Entries with figure data
________________

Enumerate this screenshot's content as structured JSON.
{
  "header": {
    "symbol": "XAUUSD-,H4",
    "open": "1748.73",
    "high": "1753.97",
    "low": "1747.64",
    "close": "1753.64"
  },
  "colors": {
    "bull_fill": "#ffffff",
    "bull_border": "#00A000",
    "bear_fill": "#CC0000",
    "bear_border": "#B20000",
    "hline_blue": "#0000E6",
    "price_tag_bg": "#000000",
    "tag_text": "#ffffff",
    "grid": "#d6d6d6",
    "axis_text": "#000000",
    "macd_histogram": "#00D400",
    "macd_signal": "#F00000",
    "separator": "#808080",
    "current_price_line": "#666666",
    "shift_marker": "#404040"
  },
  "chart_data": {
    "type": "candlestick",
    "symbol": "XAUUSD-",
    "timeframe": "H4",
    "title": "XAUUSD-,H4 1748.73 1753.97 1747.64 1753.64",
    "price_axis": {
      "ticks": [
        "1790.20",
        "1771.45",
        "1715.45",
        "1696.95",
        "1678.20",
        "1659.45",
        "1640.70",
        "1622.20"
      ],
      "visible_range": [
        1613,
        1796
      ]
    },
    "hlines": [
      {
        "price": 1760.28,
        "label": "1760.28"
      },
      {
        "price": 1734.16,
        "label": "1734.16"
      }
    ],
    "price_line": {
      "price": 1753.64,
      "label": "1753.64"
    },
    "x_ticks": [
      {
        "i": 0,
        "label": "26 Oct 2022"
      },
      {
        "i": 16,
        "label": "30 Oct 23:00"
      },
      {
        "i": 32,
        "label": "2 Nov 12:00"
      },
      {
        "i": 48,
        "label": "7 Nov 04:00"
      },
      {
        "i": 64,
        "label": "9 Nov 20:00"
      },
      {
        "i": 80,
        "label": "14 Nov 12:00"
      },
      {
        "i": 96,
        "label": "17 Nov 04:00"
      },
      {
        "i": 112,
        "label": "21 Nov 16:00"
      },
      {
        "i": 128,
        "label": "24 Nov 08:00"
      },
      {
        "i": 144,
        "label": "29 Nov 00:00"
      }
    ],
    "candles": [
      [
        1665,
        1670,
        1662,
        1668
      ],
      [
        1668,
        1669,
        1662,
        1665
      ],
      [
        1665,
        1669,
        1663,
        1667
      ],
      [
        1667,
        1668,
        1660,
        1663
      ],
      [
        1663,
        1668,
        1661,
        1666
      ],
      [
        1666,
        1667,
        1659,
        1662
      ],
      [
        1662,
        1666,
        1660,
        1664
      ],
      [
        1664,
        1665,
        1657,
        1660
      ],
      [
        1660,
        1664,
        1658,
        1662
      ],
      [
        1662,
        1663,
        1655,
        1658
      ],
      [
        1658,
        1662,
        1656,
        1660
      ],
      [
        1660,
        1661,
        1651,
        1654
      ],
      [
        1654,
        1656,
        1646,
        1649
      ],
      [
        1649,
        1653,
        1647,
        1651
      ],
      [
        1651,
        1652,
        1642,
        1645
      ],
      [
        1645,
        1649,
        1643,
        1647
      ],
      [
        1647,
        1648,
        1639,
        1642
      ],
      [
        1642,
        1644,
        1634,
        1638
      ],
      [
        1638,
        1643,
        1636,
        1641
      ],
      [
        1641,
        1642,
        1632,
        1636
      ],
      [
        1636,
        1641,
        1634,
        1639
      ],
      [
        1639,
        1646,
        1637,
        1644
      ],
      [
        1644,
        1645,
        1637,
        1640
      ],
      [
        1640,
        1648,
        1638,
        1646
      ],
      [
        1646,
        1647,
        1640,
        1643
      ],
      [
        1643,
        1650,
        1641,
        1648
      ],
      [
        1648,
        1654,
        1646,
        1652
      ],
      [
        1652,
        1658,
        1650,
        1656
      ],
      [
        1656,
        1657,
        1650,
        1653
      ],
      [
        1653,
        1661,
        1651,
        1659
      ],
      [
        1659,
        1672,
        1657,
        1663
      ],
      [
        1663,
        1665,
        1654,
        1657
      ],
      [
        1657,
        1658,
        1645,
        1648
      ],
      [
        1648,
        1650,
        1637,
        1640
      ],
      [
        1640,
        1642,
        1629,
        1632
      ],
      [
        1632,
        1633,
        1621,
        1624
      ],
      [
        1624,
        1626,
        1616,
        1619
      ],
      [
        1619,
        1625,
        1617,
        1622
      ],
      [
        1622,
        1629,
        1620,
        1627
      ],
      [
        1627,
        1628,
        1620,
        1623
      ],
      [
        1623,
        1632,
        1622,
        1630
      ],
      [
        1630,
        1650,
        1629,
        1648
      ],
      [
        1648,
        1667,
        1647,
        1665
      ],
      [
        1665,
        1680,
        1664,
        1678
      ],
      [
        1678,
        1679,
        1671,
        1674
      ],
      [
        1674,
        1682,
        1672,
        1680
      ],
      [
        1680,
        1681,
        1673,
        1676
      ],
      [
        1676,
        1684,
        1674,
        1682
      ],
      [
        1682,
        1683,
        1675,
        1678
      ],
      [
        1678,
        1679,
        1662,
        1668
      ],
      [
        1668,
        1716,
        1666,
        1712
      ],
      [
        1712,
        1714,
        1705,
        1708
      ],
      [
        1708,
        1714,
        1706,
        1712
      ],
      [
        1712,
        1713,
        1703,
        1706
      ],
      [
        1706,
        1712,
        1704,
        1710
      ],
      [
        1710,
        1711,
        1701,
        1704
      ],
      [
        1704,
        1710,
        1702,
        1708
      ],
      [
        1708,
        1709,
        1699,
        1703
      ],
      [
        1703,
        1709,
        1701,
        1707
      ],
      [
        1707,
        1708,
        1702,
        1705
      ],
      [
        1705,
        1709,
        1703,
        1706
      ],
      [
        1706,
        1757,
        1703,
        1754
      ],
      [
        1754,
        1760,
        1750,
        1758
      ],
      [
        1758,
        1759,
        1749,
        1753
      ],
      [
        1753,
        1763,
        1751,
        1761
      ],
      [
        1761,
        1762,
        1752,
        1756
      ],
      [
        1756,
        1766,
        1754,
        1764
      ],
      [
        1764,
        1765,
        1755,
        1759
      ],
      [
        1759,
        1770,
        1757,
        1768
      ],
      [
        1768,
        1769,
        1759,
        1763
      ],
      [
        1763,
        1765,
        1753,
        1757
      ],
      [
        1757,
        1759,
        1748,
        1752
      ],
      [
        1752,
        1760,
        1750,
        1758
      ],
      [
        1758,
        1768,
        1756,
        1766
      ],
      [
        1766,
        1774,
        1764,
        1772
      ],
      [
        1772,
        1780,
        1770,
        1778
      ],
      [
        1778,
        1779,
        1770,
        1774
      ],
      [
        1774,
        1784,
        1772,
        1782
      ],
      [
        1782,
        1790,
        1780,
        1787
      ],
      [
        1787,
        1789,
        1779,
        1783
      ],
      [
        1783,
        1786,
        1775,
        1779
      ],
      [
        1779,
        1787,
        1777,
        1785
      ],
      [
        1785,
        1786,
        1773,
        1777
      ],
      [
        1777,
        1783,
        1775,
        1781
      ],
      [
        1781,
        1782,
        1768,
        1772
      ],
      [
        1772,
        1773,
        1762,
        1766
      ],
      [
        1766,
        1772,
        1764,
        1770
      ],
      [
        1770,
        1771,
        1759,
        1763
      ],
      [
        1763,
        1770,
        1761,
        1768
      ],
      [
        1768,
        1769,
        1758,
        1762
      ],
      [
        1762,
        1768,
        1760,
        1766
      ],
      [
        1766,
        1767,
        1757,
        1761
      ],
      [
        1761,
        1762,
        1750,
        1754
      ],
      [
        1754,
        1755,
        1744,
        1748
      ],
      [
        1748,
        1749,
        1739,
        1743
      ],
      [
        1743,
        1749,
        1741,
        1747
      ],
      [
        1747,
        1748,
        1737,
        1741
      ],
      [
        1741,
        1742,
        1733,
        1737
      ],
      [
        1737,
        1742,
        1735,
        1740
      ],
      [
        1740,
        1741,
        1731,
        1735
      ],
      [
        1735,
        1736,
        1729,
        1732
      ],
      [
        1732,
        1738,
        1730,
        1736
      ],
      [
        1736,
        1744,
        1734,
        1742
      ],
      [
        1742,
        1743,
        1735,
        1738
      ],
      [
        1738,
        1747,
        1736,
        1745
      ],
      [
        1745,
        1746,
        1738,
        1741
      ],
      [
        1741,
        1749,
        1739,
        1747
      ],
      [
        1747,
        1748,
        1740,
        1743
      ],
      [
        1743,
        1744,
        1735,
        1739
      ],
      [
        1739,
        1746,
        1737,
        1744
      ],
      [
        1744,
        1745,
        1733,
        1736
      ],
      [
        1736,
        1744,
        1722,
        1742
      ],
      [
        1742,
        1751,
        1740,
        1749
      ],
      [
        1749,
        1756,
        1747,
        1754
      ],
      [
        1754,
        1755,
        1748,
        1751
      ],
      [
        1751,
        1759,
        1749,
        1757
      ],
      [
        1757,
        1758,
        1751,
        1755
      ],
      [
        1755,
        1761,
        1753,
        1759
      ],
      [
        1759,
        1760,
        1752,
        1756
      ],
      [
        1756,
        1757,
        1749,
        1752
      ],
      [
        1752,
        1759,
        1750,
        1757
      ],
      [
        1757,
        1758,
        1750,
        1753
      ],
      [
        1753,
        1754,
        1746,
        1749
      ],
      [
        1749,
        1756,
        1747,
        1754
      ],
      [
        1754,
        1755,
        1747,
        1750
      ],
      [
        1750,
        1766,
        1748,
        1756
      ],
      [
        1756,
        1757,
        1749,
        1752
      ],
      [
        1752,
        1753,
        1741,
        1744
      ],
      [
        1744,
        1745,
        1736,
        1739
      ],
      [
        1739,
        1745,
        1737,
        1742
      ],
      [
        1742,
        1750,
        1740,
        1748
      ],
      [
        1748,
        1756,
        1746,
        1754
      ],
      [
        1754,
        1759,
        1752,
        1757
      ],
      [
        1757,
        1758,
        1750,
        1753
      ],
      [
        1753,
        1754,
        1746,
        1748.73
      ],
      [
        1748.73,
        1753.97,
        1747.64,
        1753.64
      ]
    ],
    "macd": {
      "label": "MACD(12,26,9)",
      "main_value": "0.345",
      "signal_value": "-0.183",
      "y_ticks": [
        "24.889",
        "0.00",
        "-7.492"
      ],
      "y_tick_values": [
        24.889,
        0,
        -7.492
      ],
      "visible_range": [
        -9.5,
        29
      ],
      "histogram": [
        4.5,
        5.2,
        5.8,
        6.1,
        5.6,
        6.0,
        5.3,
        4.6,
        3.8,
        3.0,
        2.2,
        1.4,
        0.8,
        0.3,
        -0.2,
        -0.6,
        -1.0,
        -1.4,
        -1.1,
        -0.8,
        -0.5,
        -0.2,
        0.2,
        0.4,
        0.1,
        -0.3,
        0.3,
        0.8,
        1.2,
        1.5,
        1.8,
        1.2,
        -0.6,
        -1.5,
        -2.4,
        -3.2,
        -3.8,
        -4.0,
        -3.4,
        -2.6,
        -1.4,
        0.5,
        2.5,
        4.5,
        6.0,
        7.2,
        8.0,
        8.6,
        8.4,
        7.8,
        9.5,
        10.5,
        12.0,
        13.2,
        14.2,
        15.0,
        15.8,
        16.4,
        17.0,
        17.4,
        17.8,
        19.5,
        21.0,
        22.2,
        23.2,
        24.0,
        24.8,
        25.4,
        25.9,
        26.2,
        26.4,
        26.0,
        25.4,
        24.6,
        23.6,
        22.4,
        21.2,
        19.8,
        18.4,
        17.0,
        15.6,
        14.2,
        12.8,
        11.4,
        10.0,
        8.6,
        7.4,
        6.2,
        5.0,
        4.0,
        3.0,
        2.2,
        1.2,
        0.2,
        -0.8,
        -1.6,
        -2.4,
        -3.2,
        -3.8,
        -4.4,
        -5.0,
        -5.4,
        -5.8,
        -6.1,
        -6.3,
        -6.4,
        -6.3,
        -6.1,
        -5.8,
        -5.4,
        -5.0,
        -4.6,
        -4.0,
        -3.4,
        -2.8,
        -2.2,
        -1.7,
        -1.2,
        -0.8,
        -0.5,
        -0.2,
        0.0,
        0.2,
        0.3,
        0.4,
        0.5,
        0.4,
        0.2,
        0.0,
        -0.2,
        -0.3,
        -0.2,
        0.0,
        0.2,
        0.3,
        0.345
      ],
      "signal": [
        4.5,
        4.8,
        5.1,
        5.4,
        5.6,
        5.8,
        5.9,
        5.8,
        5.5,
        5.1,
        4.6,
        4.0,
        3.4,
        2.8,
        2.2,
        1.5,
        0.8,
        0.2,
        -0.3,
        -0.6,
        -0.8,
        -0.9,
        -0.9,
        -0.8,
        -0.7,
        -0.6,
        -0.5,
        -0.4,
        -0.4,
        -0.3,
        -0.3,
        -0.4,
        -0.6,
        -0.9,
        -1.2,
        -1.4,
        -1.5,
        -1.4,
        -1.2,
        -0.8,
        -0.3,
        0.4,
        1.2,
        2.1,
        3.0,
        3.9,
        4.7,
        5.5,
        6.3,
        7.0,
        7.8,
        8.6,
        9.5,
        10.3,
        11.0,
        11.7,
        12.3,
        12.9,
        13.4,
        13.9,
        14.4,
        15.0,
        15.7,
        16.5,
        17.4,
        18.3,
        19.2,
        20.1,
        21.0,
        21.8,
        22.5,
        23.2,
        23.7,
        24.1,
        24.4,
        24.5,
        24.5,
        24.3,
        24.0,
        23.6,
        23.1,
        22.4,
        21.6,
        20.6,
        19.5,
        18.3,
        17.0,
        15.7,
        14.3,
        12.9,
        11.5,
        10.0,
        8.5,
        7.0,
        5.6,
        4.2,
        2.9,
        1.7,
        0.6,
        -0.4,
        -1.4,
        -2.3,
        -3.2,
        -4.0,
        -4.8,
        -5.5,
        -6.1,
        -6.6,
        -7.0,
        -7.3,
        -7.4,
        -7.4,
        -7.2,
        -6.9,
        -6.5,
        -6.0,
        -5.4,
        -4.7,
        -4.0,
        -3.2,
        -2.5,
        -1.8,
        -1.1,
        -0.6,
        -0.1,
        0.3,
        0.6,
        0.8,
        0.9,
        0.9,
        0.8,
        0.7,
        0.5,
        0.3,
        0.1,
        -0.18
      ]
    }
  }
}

________________

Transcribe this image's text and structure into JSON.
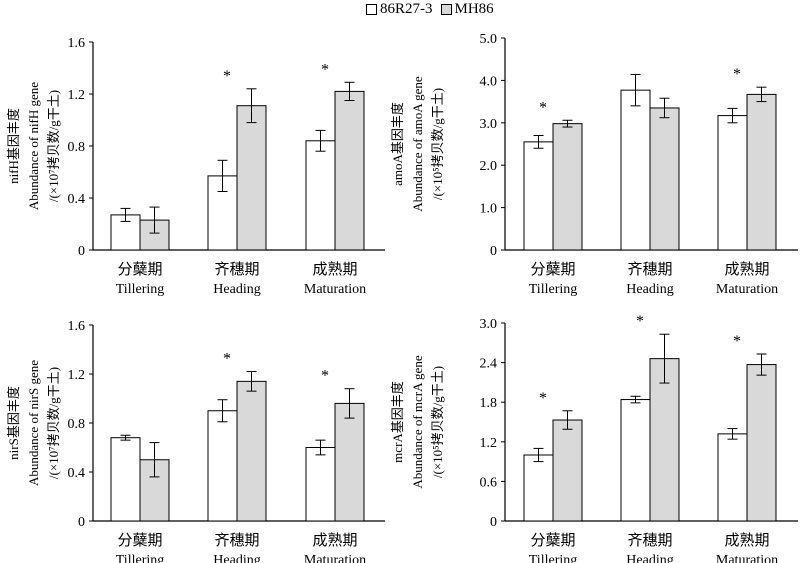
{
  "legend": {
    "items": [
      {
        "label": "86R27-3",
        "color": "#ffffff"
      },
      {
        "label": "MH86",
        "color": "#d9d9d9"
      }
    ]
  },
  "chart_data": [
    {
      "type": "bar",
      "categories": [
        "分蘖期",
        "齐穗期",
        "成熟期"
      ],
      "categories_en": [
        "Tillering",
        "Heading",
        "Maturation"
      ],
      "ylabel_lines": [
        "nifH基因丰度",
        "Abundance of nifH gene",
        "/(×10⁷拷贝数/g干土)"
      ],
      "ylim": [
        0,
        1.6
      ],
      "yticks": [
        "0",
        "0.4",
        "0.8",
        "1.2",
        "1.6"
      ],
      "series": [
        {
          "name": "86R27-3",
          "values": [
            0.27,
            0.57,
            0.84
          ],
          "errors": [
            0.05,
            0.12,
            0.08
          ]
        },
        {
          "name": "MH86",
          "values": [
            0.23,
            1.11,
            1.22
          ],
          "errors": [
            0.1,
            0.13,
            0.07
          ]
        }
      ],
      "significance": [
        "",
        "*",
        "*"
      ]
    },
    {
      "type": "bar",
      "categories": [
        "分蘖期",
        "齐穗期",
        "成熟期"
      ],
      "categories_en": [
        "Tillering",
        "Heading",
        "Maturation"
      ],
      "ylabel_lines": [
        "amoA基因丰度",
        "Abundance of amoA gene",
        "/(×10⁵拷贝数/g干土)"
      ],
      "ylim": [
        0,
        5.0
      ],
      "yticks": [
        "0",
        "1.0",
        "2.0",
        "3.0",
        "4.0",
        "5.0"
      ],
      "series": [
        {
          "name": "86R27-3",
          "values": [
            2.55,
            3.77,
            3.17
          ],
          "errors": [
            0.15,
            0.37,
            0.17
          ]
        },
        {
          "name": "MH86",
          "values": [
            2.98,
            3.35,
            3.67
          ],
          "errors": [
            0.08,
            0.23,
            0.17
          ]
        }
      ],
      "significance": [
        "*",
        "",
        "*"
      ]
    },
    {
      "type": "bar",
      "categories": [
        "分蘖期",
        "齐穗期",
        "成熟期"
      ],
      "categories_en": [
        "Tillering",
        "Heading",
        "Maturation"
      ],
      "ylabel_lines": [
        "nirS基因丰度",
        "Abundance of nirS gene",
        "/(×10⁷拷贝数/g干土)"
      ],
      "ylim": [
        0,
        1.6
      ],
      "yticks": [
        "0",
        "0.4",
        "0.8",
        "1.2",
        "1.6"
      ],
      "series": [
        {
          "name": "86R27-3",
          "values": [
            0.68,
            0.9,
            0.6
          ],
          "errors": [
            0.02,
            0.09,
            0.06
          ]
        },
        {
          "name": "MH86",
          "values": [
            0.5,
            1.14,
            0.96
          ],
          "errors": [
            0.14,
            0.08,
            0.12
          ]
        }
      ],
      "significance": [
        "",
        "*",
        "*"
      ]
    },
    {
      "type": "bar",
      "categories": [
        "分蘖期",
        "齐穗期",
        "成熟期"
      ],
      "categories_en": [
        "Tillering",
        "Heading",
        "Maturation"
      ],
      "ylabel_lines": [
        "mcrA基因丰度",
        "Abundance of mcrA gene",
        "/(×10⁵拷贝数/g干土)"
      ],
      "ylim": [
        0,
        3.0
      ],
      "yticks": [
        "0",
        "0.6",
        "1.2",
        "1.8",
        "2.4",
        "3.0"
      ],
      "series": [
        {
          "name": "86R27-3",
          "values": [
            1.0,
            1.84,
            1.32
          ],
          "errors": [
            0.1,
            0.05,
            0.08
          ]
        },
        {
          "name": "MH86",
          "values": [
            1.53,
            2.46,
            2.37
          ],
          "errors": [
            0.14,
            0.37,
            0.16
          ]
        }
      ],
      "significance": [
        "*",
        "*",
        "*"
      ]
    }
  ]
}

________________

_Written task_
Using the entries above, return each line that includes the word "XAUUSD".

_Written solution_
    "symbol": "XAUUSD-,H4",
    "symbol": "XAUUSD-",
    "title": "XAUUSD-,H4 1748.73 1753.97 1747.64 1753.64",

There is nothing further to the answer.